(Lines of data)

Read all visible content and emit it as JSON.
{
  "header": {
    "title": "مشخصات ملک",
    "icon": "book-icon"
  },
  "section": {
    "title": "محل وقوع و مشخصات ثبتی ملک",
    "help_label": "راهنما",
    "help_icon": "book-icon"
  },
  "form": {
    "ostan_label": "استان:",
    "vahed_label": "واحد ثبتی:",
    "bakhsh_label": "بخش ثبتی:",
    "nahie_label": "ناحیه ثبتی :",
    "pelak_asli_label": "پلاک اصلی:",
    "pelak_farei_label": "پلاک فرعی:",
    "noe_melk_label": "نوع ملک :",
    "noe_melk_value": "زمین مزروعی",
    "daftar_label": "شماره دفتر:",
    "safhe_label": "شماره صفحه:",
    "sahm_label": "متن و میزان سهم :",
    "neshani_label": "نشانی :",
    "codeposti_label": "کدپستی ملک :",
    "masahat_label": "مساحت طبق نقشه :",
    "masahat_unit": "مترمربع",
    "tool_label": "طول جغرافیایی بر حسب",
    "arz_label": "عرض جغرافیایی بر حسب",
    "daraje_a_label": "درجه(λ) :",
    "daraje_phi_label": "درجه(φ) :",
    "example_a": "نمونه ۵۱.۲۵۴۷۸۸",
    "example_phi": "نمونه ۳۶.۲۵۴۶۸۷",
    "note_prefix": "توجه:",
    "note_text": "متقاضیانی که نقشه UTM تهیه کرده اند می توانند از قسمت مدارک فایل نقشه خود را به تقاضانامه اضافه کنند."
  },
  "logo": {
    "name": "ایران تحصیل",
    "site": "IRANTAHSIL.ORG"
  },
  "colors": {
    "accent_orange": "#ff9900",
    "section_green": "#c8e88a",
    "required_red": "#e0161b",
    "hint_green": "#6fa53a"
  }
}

# WHAT IS NEEDED
Reproduce each entry above exactly, keeping every word.

# RESULT FOR THIS TASK
Read all visible content and emit it as JSON.
{
  "header": {
    "title": "مشخصات ملک",
    "icon": "book-icon"
  },
  "section": {
    "title": "محل وقوع و مشخصات ثبتی ملک",
    "help_label": "راهنما",
    "help_icon": "book-icon"
  },
  "form": {
    "ostan_label": "استان:",
    "vahed_label": "واحد ثبتی:",
    "bakhsh_label": "بخش ثبتی:",
    "nahie_label": "ناحیه ثبتی :",
    "pelak_asli_label": "پلاک اصلی:",
    "pelak_farei_label": "پلاک فرعی:",
    "noe_melk_label": "نوع ملک :",
    "noe_melk_value": "زمین مزروعی",
    "daftar_label": "شماره دفتر:",
    "safhe_label": "شماره صفحه:",
    "sahm_label": "متن و میزان سهم :",
    "neshani_label": "نشانی :",
    "codeposti_label": "کدپستی ملک :",
    "masahat_label": "مساحت طبق نقشه :",
    "masahat_unit": "مترمربع",
    "tool_label": "طول جغرافیایی بر حسب",
    "arz_label": "عرض جغرافیایی بر حسب",
    "daraje_a_label": "درجه(λ) :",
    "daraje_phi_label": "درجه(φ) :",
    "example_a": "نمونه ۵۱.۲۵۴۷۸۸",
    "example_phi": "نمونه ۳۶.۲۵۴۶۸۷",
    "note_prefix": "توجه:",
    "note_text": "متقاضیانی که نقشه UTM تهیه کرده اند می توانند از قسمت مدارک فایل نقشه خود را به تقاضانامه اضافه کنند."
  },
  "logo": {
    "name": "ایران تحصیل",
    "site": "IRANTAHSIL.ORG"
  },
  "colors": {
    "accent_orange": "#ff9900",
    "section_green": "#c8e88a",
    "required_red": "#e0161b",
    "hint_green": "#6fa53a"
  }
}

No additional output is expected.